PROVIDED TEXT.

Testing for Heteroskedasticity#

The two dominant heteroskedasticity tests are the White test and the Cook-Weisberg (both Breusch Pagan tests). The White test is particularly useful if you believe the error variances have a potentially non-linear relationship with model covariates.

In R we perform the White test by:

bptest(ols.lm,ln_wage ~ educ*pexp + educ*pexp2 + educ*broken_home + 
                        pexp*pexp2 + pexp*broken_home + pexp2*broken_home + 
                        I(educ^2) + I(pexp^2) + I(pexp2^2) + I(broken_home^2),
       data=tk4.df)
	studentized Breusch-Pagan test

data:  ols.lm
BP = 29.196, df = 12, p-value = 0.003685

Notice that in R, we need to specify the form of the heteroskedasticity. To mirror the White test, we include interaction and second order terms. Both stata’s imtest and R’s bptest allow you to specify more esoteric forms of heteroskedasticity, although in R it is more apparent since we have to specify the form of the heteroskedasticity for the test to run.

A more basic test- one assuming that heteroskedastity is a linear function of the \(\mathbf{x}\)’s- is the Cook-Weisberg Breusch Pagan test. R doesn’t implement this test directly. But it can be performed manually following the steps we discussed in class:

  1. Recover residuals as above, denote as \(\mathbf{e}\)

  2. square the residuals by the sqare root of mean squared residuals: $\( \mathbf{r} = \frac{diagonal(\mathbf{ee}')}{\sqrt{\mathbf{e'e}/N}} \)$

  3. Run the regression \(\mathbf{r} = \gamma_0 + \gamma_1 \mathbf{xb} + \mathbf{v}\). Recall that \(\mathbf{xb} = \mathbf{\hat{y}}\).

  4. Recover ESS defined as $\( ESS = (\mathbf{\hat{r}} - \bar{r})'(\hat{\mathbf{r}} - \bar{r}) \)$

  5. ESS/2 is the test statistic distributed \(\chi^2_{(1)}\)

MATERIAL SHOWN.
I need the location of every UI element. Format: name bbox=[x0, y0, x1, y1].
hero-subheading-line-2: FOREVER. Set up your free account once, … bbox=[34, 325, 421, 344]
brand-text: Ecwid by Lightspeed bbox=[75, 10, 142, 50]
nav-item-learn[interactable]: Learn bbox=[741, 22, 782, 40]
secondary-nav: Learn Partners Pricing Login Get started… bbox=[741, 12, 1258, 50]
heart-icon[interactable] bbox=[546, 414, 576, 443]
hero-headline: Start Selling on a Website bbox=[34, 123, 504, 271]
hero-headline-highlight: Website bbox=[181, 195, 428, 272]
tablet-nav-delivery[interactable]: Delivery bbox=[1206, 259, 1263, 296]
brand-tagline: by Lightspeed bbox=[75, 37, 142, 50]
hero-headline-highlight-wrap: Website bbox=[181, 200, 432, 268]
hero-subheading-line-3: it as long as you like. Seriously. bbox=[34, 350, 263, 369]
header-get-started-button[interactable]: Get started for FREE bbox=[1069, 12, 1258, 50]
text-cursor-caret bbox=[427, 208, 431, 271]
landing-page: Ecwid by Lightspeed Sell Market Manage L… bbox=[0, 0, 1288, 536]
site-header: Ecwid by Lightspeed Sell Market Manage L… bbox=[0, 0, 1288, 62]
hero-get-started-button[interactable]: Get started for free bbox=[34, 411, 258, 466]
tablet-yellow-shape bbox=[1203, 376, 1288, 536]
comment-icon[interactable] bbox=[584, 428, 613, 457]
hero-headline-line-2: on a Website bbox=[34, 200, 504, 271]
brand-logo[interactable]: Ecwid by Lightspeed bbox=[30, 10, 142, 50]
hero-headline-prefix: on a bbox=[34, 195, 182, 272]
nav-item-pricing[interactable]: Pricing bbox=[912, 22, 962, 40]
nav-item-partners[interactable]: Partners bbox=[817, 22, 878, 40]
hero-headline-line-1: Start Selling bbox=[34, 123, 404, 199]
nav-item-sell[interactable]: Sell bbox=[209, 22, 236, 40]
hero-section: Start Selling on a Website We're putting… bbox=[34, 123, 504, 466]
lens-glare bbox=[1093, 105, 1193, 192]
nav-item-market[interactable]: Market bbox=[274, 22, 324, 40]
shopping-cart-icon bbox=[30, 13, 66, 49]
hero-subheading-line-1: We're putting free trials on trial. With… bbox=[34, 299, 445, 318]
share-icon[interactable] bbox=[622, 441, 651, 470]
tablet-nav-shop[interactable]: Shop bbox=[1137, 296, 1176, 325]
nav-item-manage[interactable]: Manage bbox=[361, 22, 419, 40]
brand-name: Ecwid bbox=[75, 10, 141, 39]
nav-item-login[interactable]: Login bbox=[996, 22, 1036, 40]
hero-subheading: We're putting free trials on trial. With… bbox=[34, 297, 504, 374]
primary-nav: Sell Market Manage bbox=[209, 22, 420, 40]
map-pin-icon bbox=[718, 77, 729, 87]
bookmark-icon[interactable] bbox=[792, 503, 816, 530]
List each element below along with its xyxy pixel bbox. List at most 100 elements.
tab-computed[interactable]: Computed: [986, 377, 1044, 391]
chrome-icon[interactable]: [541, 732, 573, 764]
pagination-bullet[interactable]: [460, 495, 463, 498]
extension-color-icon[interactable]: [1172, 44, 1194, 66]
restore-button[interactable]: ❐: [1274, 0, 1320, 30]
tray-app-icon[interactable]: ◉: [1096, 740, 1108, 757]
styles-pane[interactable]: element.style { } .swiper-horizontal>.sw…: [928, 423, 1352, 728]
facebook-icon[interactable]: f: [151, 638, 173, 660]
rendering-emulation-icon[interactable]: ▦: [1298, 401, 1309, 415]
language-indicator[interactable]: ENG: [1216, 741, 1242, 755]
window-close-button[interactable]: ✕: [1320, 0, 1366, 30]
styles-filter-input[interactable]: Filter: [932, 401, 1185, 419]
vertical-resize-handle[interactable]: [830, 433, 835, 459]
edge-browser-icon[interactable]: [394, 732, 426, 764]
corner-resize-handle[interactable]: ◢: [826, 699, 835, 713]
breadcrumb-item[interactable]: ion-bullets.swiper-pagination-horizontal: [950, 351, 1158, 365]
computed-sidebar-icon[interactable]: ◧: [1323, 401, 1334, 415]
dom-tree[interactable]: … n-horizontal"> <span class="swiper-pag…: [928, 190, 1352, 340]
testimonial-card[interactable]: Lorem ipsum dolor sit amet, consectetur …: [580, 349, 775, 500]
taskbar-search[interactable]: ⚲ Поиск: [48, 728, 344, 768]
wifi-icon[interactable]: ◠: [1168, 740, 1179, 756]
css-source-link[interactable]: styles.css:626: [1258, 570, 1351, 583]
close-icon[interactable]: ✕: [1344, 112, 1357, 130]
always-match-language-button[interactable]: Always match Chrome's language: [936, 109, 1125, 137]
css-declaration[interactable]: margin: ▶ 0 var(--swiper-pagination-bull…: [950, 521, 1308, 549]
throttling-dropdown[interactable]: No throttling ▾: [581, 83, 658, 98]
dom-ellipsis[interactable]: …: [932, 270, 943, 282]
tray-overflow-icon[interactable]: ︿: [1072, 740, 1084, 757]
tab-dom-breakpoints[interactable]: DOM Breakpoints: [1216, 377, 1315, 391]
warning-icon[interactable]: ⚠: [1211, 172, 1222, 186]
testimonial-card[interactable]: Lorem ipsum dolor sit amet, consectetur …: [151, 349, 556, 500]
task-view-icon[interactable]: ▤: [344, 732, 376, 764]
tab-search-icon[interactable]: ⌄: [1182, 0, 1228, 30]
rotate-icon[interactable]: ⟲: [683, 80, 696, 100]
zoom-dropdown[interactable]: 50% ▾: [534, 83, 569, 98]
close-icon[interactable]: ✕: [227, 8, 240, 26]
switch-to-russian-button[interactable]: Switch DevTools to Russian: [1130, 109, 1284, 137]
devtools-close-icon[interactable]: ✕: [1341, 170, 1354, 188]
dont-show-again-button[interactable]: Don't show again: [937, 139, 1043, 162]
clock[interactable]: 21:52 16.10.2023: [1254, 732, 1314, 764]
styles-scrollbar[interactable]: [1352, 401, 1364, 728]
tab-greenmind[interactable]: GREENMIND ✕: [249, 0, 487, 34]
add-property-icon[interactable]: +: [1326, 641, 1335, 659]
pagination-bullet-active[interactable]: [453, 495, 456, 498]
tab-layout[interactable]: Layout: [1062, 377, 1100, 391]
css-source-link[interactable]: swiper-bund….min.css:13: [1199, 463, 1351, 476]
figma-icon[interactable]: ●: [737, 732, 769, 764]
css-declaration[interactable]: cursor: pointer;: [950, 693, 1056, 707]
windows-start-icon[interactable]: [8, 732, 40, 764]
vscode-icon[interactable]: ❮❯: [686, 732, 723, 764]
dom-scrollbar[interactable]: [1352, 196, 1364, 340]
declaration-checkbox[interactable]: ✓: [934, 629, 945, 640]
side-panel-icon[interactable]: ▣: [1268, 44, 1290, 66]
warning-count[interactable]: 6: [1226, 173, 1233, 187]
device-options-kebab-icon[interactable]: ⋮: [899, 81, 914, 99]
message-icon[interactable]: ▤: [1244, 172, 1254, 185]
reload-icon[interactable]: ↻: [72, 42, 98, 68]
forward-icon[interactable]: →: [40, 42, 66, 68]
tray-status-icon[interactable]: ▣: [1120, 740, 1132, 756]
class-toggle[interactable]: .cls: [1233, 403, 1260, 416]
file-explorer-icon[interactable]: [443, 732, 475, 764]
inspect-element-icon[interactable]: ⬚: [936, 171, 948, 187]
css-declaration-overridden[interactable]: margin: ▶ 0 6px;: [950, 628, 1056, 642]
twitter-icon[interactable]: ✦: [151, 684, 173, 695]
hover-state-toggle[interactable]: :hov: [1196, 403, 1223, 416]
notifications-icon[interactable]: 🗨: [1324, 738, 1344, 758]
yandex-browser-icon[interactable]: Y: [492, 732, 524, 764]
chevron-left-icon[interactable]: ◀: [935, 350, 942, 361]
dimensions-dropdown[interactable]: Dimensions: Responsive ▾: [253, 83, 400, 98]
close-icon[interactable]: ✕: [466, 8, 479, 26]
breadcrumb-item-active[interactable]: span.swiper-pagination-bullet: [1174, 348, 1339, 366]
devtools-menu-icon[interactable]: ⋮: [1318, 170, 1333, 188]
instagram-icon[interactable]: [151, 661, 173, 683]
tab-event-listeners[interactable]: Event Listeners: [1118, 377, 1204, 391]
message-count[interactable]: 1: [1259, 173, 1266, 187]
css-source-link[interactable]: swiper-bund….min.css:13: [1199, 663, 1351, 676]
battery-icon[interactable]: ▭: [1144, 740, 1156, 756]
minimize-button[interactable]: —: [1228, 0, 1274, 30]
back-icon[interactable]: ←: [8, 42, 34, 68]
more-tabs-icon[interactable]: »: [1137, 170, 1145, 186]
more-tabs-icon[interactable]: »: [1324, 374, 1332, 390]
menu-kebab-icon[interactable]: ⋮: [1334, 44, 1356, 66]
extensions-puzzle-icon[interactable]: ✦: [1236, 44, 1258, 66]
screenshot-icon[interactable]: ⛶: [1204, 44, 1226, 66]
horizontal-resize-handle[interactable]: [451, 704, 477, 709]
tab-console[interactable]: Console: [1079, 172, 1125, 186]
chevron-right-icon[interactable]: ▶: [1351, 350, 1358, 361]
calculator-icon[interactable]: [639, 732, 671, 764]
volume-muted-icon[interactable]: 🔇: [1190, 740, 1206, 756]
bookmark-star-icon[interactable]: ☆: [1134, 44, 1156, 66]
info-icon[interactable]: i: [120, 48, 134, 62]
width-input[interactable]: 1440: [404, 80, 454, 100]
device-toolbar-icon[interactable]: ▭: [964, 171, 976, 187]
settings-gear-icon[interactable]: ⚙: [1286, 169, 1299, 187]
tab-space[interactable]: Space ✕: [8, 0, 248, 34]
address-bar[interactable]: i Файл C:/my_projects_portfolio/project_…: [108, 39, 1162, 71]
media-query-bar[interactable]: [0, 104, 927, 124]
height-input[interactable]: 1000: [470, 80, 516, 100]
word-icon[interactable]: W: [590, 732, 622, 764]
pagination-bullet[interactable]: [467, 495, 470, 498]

STATED TASK A. In the heteroskedasticity text, when is the White test particularly useful?
STATED TASK B. Repeat the portion of the heteroskedasticity text starting with "Testing for Heteroskedasticity#" and going on through "with model covariates.".
STATED TASK C. Why does the heteroskedasticity text include interaction and second-order terms in the R bptest call?

WRITTEN SOLUTION A. When you believe the error variances may have a non-linear relationship with the model covariates.

WRITTEN SOLUTION B.
Testing for Heteroskedasticity#

The two dominant heteroskedasticity tests are the White test and the Cook-Weisberg (both Breusch Pagan tests). The White test is particularly useful if you believe the error variances have a potentially non-linear relationship with model covariates.

WRITTEN SOLUTION C. In R, the form of the heteroskedasticity must be specified for the test to run. Including interaction and second-order terms makes the test mirror the White test.